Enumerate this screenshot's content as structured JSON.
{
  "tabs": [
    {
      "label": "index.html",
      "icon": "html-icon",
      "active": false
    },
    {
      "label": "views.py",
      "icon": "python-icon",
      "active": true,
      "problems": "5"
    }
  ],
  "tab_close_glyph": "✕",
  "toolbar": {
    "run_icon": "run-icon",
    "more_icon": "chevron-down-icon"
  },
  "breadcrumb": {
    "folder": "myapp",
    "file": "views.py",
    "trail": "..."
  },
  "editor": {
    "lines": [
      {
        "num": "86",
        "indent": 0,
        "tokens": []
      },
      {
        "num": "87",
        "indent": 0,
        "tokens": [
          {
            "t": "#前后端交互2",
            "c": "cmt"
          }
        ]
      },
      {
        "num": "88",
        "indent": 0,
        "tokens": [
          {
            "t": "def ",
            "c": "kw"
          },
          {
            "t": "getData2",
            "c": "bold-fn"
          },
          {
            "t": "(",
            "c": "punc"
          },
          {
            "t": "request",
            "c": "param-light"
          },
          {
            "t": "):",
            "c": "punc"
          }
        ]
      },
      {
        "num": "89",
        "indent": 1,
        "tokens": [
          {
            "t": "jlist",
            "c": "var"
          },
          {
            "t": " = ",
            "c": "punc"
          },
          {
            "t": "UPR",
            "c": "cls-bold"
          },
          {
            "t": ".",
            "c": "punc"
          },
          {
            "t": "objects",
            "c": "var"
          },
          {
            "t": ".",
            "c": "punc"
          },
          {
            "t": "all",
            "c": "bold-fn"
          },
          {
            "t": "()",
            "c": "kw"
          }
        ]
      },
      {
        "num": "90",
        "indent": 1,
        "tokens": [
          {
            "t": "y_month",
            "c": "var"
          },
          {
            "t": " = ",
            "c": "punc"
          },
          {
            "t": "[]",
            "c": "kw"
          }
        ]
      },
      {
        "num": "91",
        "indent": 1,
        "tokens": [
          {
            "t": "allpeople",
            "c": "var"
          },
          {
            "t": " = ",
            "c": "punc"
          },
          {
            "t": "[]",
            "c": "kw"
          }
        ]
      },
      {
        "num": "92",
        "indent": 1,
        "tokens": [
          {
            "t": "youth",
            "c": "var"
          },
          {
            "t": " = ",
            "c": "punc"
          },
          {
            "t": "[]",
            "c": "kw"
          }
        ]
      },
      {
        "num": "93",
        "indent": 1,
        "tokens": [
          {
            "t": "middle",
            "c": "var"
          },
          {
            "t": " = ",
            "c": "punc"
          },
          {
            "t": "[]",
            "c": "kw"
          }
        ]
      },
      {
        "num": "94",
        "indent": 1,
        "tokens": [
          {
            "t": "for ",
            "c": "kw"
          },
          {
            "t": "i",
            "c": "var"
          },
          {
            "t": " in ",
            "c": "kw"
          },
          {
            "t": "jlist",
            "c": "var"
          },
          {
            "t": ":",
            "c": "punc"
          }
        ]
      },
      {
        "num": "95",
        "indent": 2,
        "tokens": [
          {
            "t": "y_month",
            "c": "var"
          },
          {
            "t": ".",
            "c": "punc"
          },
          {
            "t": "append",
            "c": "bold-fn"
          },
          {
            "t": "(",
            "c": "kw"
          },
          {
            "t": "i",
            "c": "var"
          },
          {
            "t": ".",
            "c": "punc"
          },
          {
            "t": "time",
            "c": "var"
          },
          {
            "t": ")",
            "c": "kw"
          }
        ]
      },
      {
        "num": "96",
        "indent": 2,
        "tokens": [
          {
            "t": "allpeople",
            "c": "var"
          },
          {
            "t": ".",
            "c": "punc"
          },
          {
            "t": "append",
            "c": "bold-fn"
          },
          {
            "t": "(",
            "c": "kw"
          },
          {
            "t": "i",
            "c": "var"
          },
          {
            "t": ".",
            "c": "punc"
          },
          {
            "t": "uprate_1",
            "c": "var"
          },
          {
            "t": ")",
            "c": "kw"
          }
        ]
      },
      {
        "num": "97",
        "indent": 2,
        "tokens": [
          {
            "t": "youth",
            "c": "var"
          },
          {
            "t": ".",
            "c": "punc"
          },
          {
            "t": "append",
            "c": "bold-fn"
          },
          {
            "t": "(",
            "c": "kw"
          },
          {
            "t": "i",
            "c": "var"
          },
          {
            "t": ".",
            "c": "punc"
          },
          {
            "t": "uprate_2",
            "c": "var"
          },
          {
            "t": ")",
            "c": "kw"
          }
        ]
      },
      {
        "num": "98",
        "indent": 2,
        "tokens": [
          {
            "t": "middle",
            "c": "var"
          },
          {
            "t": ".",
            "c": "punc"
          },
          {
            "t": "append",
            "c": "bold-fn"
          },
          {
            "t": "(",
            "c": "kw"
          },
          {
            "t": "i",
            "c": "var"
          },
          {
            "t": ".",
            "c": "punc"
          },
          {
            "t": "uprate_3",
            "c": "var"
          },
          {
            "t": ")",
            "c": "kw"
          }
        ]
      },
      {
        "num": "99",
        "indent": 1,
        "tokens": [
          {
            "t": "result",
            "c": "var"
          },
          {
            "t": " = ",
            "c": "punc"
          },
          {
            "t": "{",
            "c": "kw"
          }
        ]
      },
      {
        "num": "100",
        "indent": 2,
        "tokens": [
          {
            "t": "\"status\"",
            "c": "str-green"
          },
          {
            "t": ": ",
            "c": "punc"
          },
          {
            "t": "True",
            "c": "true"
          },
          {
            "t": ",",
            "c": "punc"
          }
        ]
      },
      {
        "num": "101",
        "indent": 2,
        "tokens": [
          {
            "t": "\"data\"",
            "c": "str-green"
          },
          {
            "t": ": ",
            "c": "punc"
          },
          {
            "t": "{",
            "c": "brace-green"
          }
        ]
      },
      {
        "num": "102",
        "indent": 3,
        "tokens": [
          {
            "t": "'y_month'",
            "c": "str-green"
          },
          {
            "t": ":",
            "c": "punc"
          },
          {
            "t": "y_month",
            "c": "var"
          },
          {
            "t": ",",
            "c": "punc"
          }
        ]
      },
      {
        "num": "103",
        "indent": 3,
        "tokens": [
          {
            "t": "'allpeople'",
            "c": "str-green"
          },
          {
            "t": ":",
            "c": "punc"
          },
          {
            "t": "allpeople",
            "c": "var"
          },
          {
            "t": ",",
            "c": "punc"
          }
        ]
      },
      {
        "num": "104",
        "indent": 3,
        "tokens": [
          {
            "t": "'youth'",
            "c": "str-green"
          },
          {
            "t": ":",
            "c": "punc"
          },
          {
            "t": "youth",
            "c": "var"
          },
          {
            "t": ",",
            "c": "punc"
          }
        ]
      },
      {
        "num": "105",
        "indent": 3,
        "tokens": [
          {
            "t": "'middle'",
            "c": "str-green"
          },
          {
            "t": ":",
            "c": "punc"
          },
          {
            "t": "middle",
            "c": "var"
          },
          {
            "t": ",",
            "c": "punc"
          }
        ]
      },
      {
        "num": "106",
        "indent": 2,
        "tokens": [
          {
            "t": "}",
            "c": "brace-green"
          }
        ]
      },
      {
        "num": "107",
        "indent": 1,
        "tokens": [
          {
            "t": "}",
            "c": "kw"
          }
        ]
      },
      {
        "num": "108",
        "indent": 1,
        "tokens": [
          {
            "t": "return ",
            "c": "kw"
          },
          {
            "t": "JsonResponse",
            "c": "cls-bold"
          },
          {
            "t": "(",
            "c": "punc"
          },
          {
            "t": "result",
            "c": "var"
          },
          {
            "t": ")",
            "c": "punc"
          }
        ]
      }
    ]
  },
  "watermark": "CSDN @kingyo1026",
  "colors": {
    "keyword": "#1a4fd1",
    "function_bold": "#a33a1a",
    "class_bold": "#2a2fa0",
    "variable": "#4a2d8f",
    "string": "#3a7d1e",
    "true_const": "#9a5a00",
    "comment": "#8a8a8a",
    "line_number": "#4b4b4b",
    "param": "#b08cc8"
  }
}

○ ○ ○ ○ ○

== Challenge ==
Which lines include the word "icon"? List them all.

== Answer to the exercise ==
      "icon": "html-icon",
      "icon": "python-icon",
    "run_icon": "run-icon",
    "more_icon": "chevron-down-icon"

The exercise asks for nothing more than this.